• **What to work on**: Summarize the passage on Greek leader Mitsotakis's announcements and political standing in three sentences.

Several of those measures, such as a second round of low-rate mortgages for young families, worth 2 billion euros ($2.2 billion) will be partly funded by the European Union.
Addressing tourism growth — criticized by some as excessive — Mitsotakis said that short-term rentals should not be “demonized” but promised not to allow any new ones in central Athens for at least the next year.
He also announced higher disembarkation fees for cruise ship passengers, especially, he said, on the tourist magnet islands of Santorini and Mykonos. Regarding Santorini, government officials have let it be known that the current fee of 35 cents ($0.38) per passenger could rise to between 10 and 15 euros ($11 – $16.60).
Mitsotakis denied that his government — in power since 2019 — was suffering from reform fatigue and what he called the “second term curse.”
And while his conservative party saw its share of the vote plunge by about a third in last June’s European elections – a contest with not much at stake and marked by record abstention – it nearly doubled the score of the runner-up, the left-wing Syriza, which also saw its numbers decline.
The Greek leader noted that the government has more than a thousand days until the next national election to implement its program and claimed that his party is the only stabilizing force in Greek politics.
It certainly faces little challenge from the opposition, where the two largest parties, Syriza and the socialist PASOK, are consumed by their internal divisions. Syriza leader Stefanos Kasselakis was facing a motion of no confidence at the party’s central committee meeting later Saturday. The socialists are fighting their own leadership contest in early October with seven sharply differing candidates.

• **Listed entries**:

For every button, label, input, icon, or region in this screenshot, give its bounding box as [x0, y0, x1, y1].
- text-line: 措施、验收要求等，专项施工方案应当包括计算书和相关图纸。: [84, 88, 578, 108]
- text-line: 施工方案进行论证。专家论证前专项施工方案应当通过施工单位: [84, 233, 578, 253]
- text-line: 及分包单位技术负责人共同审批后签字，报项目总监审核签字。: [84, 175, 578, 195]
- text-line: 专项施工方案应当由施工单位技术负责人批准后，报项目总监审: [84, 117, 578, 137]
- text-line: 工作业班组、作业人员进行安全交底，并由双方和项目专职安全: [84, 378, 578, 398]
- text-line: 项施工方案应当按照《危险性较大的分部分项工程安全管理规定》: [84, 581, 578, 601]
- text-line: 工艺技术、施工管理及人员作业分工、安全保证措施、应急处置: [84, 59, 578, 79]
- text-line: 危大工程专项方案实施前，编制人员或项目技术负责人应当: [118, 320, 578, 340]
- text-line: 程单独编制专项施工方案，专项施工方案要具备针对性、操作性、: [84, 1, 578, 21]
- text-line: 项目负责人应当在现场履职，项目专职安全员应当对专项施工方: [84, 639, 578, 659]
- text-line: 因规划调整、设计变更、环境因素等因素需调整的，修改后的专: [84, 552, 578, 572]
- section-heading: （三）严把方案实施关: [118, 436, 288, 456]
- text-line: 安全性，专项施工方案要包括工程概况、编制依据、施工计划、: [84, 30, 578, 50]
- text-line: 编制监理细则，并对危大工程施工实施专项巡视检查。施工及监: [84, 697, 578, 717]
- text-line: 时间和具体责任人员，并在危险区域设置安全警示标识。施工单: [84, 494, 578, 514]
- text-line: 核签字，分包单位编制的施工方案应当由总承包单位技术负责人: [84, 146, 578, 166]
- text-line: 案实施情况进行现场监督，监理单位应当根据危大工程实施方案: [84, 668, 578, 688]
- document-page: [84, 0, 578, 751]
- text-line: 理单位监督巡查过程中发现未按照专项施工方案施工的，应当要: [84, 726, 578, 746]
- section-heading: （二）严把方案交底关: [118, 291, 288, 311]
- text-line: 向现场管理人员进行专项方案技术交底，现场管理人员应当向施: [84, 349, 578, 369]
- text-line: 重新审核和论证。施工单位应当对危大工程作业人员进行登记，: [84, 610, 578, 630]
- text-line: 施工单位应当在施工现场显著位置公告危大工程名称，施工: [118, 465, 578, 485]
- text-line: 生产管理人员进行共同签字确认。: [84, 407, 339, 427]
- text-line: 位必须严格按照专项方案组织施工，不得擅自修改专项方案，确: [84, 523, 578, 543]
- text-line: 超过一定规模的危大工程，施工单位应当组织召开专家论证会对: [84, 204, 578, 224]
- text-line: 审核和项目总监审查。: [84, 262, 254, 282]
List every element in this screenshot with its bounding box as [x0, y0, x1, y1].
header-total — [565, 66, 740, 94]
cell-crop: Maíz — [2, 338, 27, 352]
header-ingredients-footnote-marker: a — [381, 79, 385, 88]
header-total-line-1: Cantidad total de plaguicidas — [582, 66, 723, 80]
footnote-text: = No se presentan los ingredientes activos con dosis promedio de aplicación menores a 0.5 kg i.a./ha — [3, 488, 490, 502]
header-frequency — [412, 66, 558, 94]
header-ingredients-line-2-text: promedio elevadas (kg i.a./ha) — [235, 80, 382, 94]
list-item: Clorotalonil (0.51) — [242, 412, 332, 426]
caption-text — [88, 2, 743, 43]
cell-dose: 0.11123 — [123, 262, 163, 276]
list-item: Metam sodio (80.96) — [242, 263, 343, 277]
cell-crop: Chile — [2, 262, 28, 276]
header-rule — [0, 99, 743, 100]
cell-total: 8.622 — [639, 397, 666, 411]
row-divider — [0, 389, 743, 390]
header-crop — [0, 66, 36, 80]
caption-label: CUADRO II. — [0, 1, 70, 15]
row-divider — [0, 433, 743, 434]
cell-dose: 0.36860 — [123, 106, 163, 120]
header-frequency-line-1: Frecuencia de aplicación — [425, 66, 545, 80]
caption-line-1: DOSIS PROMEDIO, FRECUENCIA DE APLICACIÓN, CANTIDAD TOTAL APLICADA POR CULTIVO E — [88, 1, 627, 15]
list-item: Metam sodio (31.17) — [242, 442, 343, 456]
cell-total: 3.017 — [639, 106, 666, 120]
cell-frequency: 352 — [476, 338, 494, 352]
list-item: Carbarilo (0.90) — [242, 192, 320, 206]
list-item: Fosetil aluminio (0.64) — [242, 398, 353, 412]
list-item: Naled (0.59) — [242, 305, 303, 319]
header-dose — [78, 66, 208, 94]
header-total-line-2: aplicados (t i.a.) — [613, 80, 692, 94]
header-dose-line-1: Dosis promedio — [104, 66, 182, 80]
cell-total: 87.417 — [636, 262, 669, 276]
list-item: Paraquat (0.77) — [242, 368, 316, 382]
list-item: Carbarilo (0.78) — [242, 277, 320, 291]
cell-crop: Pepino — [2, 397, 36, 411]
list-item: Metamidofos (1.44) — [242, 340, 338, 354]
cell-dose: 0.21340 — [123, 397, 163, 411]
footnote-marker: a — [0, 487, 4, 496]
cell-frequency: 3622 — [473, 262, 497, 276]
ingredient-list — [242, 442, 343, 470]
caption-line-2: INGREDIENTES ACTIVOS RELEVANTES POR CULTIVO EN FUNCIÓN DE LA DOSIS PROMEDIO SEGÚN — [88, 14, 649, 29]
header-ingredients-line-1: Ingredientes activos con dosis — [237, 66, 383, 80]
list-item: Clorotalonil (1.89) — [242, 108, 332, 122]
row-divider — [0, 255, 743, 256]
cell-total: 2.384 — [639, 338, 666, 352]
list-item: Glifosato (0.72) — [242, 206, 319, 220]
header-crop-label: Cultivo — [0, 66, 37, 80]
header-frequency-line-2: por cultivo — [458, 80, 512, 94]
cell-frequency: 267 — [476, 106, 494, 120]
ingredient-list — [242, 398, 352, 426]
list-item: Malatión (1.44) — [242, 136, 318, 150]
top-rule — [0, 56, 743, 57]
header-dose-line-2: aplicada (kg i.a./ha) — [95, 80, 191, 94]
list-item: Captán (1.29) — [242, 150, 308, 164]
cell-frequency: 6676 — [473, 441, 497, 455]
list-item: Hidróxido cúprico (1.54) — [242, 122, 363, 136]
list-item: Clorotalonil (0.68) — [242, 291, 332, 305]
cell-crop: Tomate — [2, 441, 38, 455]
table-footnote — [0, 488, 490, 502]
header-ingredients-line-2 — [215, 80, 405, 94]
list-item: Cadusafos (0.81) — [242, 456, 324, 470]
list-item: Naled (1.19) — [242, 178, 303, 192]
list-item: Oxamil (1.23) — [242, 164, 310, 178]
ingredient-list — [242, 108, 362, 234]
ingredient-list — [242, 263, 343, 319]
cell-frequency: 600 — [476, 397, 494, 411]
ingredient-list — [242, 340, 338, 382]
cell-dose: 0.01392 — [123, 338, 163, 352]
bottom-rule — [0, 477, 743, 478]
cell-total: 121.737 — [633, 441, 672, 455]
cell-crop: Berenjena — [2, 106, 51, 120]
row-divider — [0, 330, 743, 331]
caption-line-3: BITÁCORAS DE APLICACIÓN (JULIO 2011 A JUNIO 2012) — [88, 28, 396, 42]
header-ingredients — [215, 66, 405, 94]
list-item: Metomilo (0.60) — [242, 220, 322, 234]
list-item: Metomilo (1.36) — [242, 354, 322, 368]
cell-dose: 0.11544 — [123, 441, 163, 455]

• **Exercise solution**: Mitsotakis announced measures that include a second round of low-rate mortgages for young families, partly funded by the European Union, and he promised to allow no new short-term rentals in central Athens for at least the next year. He also announced higher disembarkation fees for cruise ship passengers, especially on Santorini and Mykonos, and denied that his government, in power since 2019, was suffering from reform fatigue. His conservative party's vote share fell by about a third in last June's European elections but still nearly doubled the score of runner-up Syriza, and the party faces little challenge from an opposition whose two largest parties, Syriza and PASOK, are consumed by internal divisions.